### Problem description
Please look for the string "green" below and report every line in which it occurs.

### Record excerpts
============

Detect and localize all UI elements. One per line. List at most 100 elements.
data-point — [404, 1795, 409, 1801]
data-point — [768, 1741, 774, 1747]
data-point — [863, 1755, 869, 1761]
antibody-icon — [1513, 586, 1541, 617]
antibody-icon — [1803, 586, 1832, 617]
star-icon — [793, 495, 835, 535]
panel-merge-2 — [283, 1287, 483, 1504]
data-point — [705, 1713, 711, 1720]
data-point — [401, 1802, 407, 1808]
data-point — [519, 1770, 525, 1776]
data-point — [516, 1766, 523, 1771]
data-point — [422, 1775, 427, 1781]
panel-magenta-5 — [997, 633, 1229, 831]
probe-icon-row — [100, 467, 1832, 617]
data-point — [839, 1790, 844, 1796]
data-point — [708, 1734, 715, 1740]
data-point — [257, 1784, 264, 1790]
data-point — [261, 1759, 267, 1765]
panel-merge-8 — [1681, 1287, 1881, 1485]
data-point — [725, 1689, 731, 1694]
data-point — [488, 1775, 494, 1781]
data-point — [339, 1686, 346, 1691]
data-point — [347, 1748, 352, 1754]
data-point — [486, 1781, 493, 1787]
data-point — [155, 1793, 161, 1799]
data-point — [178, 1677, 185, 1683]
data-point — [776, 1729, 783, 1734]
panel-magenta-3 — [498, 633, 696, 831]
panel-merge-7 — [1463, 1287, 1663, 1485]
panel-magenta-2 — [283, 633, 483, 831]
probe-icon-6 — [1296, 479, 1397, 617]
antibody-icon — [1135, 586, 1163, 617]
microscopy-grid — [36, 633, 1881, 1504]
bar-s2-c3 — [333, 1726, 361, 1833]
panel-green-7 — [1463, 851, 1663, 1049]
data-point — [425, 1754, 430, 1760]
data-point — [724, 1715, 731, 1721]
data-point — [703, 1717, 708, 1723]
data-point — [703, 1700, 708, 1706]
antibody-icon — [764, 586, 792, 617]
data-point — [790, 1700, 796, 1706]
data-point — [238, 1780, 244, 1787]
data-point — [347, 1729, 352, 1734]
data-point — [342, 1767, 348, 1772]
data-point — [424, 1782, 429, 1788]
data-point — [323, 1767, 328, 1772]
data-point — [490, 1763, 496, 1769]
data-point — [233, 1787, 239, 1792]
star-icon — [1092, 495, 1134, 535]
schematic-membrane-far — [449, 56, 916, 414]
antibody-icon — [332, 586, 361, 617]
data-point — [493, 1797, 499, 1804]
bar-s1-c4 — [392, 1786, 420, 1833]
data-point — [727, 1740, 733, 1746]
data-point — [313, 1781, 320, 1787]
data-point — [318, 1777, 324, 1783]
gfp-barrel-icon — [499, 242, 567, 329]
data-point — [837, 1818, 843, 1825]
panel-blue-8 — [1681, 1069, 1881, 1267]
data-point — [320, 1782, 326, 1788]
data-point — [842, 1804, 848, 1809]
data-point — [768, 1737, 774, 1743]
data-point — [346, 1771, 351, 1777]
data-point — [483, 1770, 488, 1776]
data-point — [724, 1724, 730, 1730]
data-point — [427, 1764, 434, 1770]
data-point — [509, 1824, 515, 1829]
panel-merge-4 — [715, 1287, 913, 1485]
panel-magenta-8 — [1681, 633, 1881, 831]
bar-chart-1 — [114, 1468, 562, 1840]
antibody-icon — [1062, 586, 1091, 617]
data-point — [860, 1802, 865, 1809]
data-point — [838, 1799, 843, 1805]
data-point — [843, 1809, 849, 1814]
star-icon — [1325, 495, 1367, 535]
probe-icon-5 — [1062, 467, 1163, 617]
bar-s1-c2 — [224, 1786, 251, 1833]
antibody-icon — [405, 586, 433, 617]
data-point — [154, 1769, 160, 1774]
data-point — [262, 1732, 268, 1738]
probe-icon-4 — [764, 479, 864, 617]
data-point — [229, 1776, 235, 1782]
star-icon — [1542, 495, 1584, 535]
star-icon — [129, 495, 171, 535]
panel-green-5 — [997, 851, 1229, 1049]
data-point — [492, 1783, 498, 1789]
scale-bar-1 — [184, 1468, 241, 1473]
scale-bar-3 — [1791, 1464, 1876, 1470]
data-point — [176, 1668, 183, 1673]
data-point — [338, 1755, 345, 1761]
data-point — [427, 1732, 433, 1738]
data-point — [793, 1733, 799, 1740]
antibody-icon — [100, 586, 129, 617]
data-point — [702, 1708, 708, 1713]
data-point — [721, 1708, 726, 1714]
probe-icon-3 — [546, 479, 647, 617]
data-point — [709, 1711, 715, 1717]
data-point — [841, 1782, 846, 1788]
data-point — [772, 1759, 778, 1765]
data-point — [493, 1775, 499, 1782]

============

### Your response
panel-green-7 — [1463, 851, 1663, 1049]
panel-green-5 — [997, 851, 1229, 1049]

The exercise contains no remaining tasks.